> TASK BRIEF
Extract every line from the records below that contains the word "Upplever".

> RAW RECORDS
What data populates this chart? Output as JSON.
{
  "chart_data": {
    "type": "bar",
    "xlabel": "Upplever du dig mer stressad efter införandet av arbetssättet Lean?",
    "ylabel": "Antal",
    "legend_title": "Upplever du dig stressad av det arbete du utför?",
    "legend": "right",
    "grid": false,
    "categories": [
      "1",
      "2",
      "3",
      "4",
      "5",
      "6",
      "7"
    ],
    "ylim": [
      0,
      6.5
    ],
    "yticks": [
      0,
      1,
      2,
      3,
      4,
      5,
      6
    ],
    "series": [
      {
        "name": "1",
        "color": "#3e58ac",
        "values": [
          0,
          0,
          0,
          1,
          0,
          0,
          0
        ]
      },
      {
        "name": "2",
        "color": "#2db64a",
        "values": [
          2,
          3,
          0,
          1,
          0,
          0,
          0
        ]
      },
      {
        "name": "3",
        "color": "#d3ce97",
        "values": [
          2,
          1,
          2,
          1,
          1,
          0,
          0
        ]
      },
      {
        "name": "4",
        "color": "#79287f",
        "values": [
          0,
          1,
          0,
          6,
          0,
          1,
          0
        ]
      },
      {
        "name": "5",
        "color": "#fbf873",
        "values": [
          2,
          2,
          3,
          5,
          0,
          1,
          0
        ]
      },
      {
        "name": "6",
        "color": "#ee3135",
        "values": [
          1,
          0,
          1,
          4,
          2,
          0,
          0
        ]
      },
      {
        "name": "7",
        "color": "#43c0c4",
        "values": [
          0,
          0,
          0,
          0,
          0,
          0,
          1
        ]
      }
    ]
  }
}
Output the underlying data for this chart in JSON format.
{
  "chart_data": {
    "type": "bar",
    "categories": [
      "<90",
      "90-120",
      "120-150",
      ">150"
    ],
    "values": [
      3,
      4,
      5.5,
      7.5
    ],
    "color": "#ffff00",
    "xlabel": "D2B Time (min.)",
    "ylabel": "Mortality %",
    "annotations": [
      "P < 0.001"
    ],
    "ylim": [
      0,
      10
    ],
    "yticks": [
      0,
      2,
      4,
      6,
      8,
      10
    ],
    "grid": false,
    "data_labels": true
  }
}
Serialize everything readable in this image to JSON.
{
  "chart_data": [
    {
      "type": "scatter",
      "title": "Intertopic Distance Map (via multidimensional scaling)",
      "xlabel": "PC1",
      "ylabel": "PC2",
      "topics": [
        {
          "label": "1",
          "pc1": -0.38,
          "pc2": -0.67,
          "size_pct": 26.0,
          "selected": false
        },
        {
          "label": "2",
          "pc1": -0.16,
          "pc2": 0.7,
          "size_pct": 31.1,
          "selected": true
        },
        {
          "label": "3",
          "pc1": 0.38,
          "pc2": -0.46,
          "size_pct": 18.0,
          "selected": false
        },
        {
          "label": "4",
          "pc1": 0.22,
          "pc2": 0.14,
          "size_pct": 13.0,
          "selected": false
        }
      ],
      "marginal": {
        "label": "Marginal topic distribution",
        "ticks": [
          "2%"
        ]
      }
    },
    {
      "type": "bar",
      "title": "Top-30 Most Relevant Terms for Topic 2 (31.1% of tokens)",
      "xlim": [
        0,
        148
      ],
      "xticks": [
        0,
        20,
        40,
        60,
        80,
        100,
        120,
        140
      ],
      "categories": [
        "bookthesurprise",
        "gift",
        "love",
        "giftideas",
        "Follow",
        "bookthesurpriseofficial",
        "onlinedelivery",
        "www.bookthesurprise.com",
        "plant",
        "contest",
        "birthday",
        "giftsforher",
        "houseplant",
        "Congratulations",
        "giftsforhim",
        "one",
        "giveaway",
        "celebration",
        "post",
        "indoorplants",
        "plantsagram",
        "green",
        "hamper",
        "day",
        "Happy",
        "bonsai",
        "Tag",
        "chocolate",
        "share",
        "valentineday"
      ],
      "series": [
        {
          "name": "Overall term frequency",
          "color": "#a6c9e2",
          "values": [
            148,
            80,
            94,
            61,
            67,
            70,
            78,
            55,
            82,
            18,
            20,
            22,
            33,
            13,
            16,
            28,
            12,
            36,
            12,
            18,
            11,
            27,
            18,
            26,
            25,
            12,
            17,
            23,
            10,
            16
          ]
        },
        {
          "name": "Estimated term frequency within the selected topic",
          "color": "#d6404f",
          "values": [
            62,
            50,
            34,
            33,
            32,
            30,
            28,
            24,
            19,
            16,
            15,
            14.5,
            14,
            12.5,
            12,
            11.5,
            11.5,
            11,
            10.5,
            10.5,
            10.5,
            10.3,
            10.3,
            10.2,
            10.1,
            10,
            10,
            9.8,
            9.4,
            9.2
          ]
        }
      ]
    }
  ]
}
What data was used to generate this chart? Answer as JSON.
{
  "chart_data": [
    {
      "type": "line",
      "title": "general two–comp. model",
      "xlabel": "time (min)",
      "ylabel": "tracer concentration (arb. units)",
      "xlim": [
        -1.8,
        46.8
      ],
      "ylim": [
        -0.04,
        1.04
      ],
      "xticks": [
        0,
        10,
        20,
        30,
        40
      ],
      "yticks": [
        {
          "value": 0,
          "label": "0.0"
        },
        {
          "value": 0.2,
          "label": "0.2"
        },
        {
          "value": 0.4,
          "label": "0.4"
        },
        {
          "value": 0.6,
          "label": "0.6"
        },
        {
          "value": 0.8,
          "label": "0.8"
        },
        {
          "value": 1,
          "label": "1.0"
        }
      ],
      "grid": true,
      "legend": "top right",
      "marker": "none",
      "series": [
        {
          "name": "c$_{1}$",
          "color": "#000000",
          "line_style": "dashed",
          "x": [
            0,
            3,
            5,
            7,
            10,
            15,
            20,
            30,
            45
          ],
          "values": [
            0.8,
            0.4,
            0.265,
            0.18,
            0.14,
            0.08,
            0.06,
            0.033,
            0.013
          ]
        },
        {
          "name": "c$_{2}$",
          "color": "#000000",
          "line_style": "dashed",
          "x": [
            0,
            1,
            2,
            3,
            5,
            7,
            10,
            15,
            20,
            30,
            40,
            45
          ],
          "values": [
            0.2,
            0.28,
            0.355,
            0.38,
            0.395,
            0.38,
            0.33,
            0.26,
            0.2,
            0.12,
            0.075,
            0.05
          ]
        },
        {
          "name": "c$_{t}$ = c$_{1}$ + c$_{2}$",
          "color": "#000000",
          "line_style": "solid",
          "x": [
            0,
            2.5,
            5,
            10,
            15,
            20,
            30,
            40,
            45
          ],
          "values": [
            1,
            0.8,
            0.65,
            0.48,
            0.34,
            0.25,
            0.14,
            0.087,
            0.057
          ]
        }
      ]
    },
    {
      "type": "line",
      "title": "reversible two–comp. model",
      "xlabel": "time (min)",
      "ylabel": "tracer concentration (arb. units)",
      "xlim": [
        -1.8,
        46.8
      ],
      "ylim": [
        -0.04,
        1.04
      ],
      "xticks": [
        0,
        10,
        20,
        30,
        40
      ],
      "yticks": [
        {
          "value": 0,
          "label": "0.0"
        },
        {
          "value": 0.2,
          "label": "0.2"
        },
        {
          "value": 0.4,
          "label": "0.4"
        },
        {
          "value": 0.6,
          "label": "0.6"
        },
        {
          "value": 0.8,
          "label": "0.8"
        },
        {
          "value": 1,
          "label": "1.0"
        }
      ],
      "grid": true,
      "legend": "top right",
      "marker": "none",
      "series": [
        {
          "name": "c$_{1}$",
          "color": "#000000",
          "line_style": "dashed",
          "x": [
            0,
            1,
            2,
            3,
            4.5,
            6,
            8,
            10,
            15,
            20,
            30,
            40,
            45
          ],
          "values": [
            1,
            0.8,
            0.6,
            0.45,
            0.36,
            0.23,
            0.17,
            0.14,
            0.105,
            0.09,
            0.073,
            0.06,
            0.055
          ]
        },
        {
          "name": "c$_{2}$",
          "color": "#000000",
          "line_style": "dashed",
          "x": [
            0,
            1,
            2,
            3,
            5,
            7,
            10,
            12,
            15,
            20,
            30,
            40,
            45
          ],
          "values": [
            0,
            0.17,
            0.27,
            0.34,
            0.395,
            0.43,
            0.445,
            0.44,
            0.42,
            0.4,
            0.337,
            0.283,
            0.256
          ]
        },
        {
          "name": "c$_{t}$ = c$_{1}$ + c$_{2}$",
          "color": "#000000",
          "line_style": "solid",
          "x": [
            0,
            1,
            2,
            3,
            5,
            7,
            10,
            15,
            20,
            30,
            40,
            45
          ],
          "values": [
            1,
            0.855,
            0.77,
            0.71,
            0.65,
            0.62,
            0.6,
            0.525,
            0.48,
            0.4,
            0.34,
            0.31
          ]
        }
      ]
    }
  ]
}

> EXPECTED ANSWER
    "xlabel": "Upplever du dig mer stressad efter införandet av arbetssättet Lean?",
    "legend_title": "Upplever du dig stressad av det arbete du utför?",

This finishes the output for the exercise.